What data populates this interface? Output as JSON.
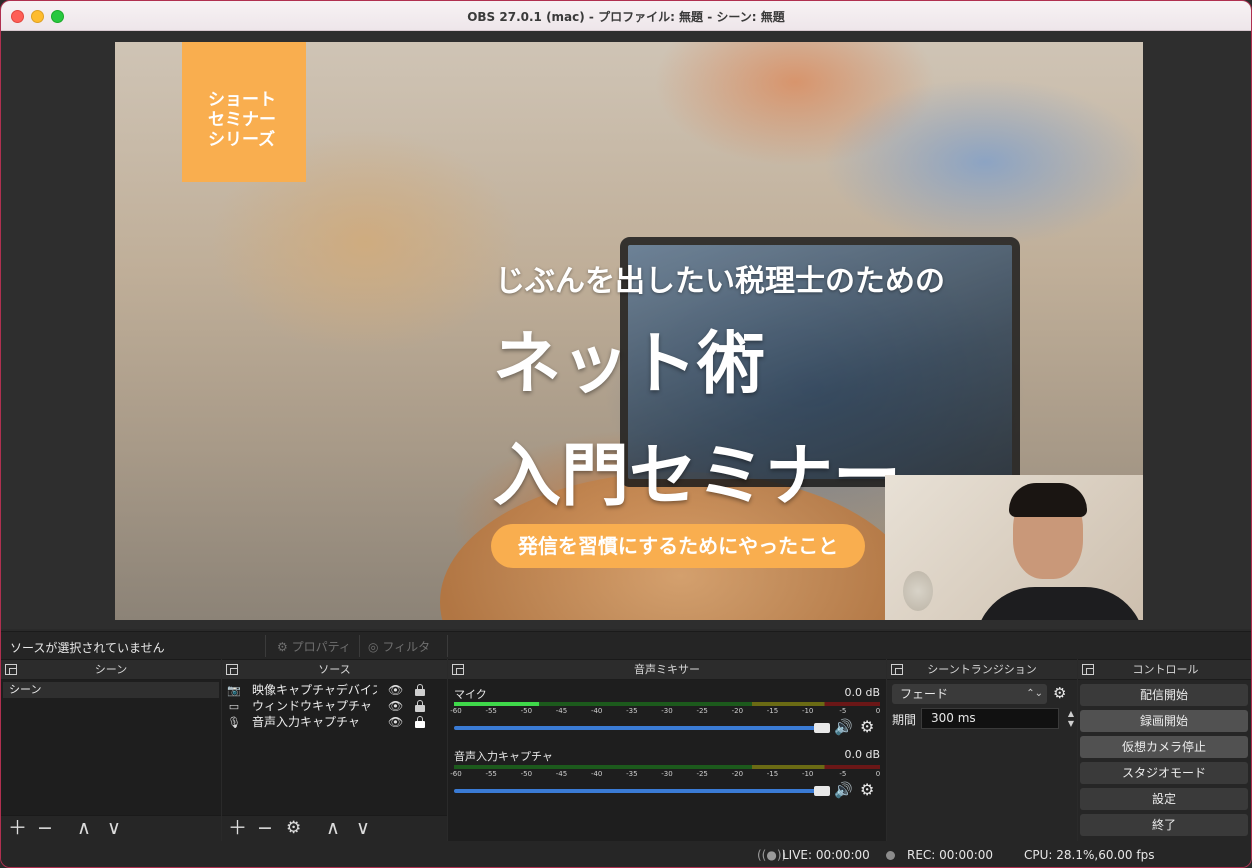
{
  "window": {
    "title": "OBS 27.0.1 (mac) - プロファイル: 無題 - シーン: 無題"
  },
  "preview": {
    "series_lines": [
      "ショート",
      "セミナー",
      "シリーズ"
    ],
    "headline": "じぶんを出したい税理士のための",
    "big_line1": "ネット術",
    "big_line2": "入門セミナー",
    "pill": "発信を習慣にするためにやったこと"
  },
  "context_bar": {
    "no_source": "ソースが選択されていません",
    "properties_label": "プロパティ",
    "filters_label": "フィルタ"
  },
  "scenes": {
    "title": "シーン",
    "items": [
      "シーン"
    ]
  },
  "sources": {
    "title": "ソース",
    "items": [
      {
        "name": "映像キャプチャデバイス",
        "icon": "camera-icon"
      },
      {
        "name": "ウィンドウキャプチャ",
        "icon": "window-icon"
      },
      {
        "name": "音声入力キャプチャ",
        "icon": "mic-icon"
      }
    ]
  },
  "mixer": {
    "title": "音声ミキサー",
    "ticks": [
      "-60",
      "-55",
      "-50",
      "-45",
      "-40",
      "-35",
      "-30",
      "-25",
      "-20",
      "-15",
      "-10",
      "-5",
      "0"
    ],
    "channels": [
      {
        "name": "マイク",
        "db": "0.0 dB",
        "level": 0.2,
        "volume": 1.0
      },
      {
        "name": "音声入力キャプチャ",
        "db": "0.0 dB",
        "level": 0.0,
        "volume": 1.0
      }
    ]
  },
  "transitions": {
    "title": "シーントランジション",
    "selected": "フェード",
    "period_label": "期間",
    "period_value": "300 ms"
  },
  "controls": {
    "title": "コントロール",
    "buttons": [
      "配信開始",
      "録画開始",
      "仮想カメラ停止",
      "スタジオモード",
      "設定",
      "終了"
    ]
  },
  "status": {
    "live": "LIVE: 00:00:00",
    "rec": "REC: 00:00:00",
    "cpu": "CPU: 28.1%,60.00 fps"
  },
  "colors": {
    "accent_orange": "#f9ae4f",
    "slider_blue": "#3a7bd5",
    "meter_green": "#3fd84a"
  }
}
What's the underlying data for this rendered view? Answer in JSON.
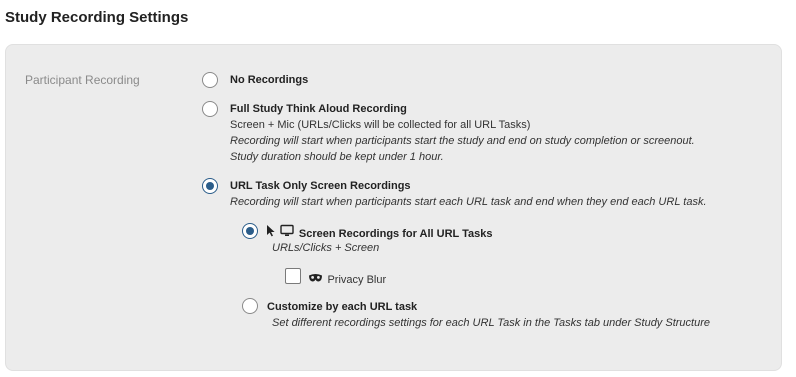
{
  "page": {
    "title": "Study Recording Settings"
  },
  "section": {
    "label": "Participant Recording",
    "options": {
      "no_recordings": {
        "title": "No Recordings",
        "selected": false
      },
      "full_study": {
        "title": "Full Study Think Aloud Recording",
        "desc": "Screen + Mic (URLs/Clicks will be collected for all URL Tasks)",
        "note1": "Recording will start when participants start the study and end on study completion or screenout.",
        "note2": "Study duration should be kept under 1 hour.",
        "selected": false
      },
      "url_task_only": {
        "title": "URL Task Only Screen Recordings",
        "note": "Recording will start when participants start each URL task and end when they end each URL task.",
        "selected": true
      },
      "all_url_tasks": {
        "title": "Screen Recordings for All URL Tasks",
        "desc": "URLs/Clicks + Screen",
        "selected": true
      },
      "privacy_blur": {
        "label": "Privacy Blur",
        "checked": false
      },
      "customize": {
        "title": "Customize by each URL task",
        "desc": "Set different recordings settings for each URL Task in the Tasks tab under Study Structure",
        "selected": false
      }
    }
  },
  "colors": {
    "accent": "#2b5d8a",
    "panel_bg": "#ececec"
  },
  "icons": [
    "cursor-icon",
    "monitor-icon",
    "mask-icon"
  ]
}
⁂
> **Exercise**:
Copy the data word for word. Pictures do not go in the copy.

> **Output**:
What data populates this interface? Output as JSON.
{
  "window": {
    "title": "OBS 27.0.1 (mac) - プロファイル: 無題 - シーン: 無題"
  },
  "preview": {
    "series_lines": [
      "ショート",
      "セミナー",
      "シリーズ"
    ],
    "headline": "じぶんを出したい税理士のための",
    "big_line1": "ネット術",
    "big_line2": "入門セミナー",
    "pill": "発信を習慣にするためにやったこと"
  },
  "context_bar": {
    "no_source": "ソースが選択されていません",
    "properties_label": "プロパティ",
    "filters_label": "フィルタ"
  },
  "scenes": {
    "title": "シーン",
    "items": [
      "シーン"
    ]
  },
  "sources": {
    "title": "ソース",
    "items": [
      {
        "name": "映像キャプチャデバイス",
        "icon": "camera-icon"
      },
      {
        "name": "ウィンドウキャプチャ",
        "icon": "window-icon"
      },
      {
        "name": "音声入力キャプチャ",
        "icon": "mic-icon"
      }
    ]
  },
  "mixer": {
    "title": "音声ミキサー",
    "ticks": [
      "-60",
      "-55",
      "-50",
      "-45",
      "-40",
      "-35",
      "-30",
      "-25",
      "-20",
      "-15",
      "-10",
      "-5",
      "0"
    ],
    "channels": [
      {
        "name": "マイク",
        "db": "0.0 dB",
        "level": 0.2,
        "volume": 1.0
      },
      {
        "name": "音声入力キャプチャ",
        "db": "0.0 dB",
        "level": 0.0,
        "volume": 1.0
      }
    ]
  },
  "transitions": {
    "title": "シーントランジション",
    "selected": "フェード",
    "period_label": "期間",
    "period_value": "300 ms"
  },
  "controls": {
    "title": "コントロール",
    "buttons": [
      "配信開始",
      "録画開始",
      "仮想カメラ停止",
      "スタジオモード",
      "設定",
      "終了"
    ]
  },
  "status": {
    "live": "LIVE: 00:00:00",
    "rec": "REC: 00:00:00",
    "cpu": "CPU: 28.1%,60.00 fps"
  },
  "colors": {
    "accent_orange": "#f9ae4f",
    "slider_blue": "#3a7bd5",
    "meter_green": "#3fd84a"
  }
}
What's the underlying data for this rendered view? Answer in JSON.
{
  "page": {
    "title": "Study Recording Settings"
  },
  "section": {
    "label": "Participant Recording",
    "options": {
      "no_recordings": {
        "title": "No Recordings",
        "selected": false
      },
      "full_study": {
        "title": "Full Study Think Aloud Recording",
        "desc": "Screen + Mic (URLs/Clicks will be collected for all URL Tasks)",
        "note1": "Recording will start when participants start the study and end on study completion or screenout.",
        "note2": "Study duration should be kept under 1 hour.",
        "selected": false
      },
      "url_task_only": {
        "title": "URL Task Only Screen Recordings",
        "note": "Recording will start when participants start each URL task and end when they end each URL task.",
        "selected": true
      },
      "all_url_tasks": {
        "title": "Screen Recordings for All URL Tasks",
        "desc": "URLs/Clicks + Screen",
        "selected": true
      },
      "privacy_blur": {
        "label": "Privacy Blur",
        "checked": false
      },
      "customize": {
        "title": "Customize by each URL task",
        "desc": "Set different recordings settings for each URL Task in the Tasks tab under Study Structure",
        "selected": false
      }
    }
  },
  "colors": {
    "accent": "#2b5d8a",
    "panel_bg": "#ececec"
  },
  "icons": [
    "cursor-icon",
    "monitor-icon",
    "mask-icon"
  ]
}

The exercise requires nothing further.